INFORMATION SUPPLIED
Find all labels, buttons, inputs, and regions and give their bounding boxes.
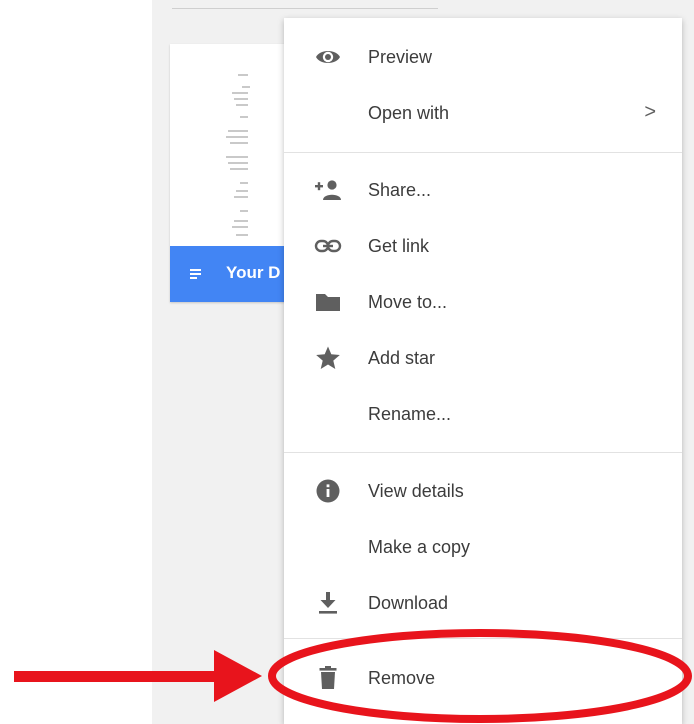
menu-divider [284, 152, 682, 153]
menu-item-open-with[interactable]: Open with > [284, 88, 682, 138]
menu-item-preview[interactable]: Preview [284, 32, 682, 82]
doc-icon [190, 269, 201, 281]
menu-item-download[interactable]: Download [284, 578, 682, 628]
menu-item-rename[interactable]: Rename... [284, 389, 682, 439]
top-divider [172, 8, 438, 9]
menu-item-remove[interactable]: Remove [284, 653, 682, 703]
menu-item-share[interactable]: Share... [284, 165, 682, 215]
trash-icon [314, 665, 342, 691]
menu-divider [284, 452, 682, 453]
chevron-right-icon: > [644, 101, 656, 123]
star-icon [314, 345, 342, 371]
menu-item-view-details[interactable]: View details [284, 466, 682, 516]
menu-item-make-a-copy[interactable]: Make a copy [284, 522, 682, 572]
menu-label-make-a-copy: Make a copy [368, 537, 471, 557]
screenshot-stage: Your D Preview Open with > Share... Get … [0, 0, 694, 724]
download-icon [314, 590, 342, 616]
menu-label-move-to: Move to... [368, 292, 448, 312]
context-menu: Preview Open with > Share... Get link Mo… [284, 18, 682, 724]
menu-label-open-with: Open with [368, 103, 450, 123]
menu-label-rename: Rename... [368, 404, 452, 424]
menu-label-view-details: View details [368, 481, 464, 501]
menu-label-remove: Remove [368, 668, 436, 688]
menu-label-add-star: Add star [368, 348, 436, 368]
add-person-icon [314, 177, 342, 203]
eye-icon [314, 44, 342, 70]
file-title: Your D [226, 263, 281, 282]
menu-item-get-link[interactable]: Get link [284, 221, 682, 271]
menu-item-add-star[interactable]: Add star [284, 333, 682, 383]
menu-label-preview: Preview [368, 47, 433, 67]
folder-icon [314, 289, 342, 315]
menu-label-get-link: Get link [368, 236, 430, 256]
menu-label-download: Download [368, 593, 449, 613]
menu-item-move-to[interactable]: Move to... [284, 277, 682, 327]
link-icon [314, 233, 342, 259]
info-icon [314, 478, 342, 504]
menu-divider [284, 638, 682, 639]
menu-label-share: Share... [368, 180, 432, 200]
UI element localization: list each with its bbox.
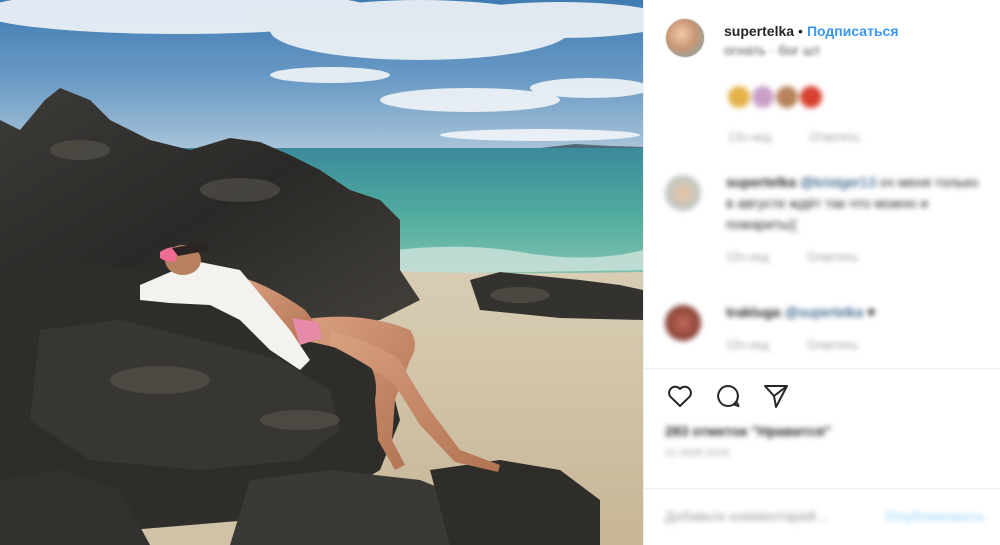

AIM OF THE EXERCISE
Pull out the stretch of the listing from the line containing "menu-divider [284, 152, 682, 153]" through the line containing "menu-item-download[interactable]: Download [284, 578, 682, 628]", including both of those lines, and reproduce them unchanged.

THE OUTPUT
menu-divider [284, 152, 682, 153]
menu-item-open-with[interactable]: Open with > [284, 88, 682, 138]
menu-item-preview[interactable]: Preview [284, 32, 682, 82]
doc-icon [190, 269, 201, 281]
menu-item-download[interactable]: Download [284, 578, 682, 628]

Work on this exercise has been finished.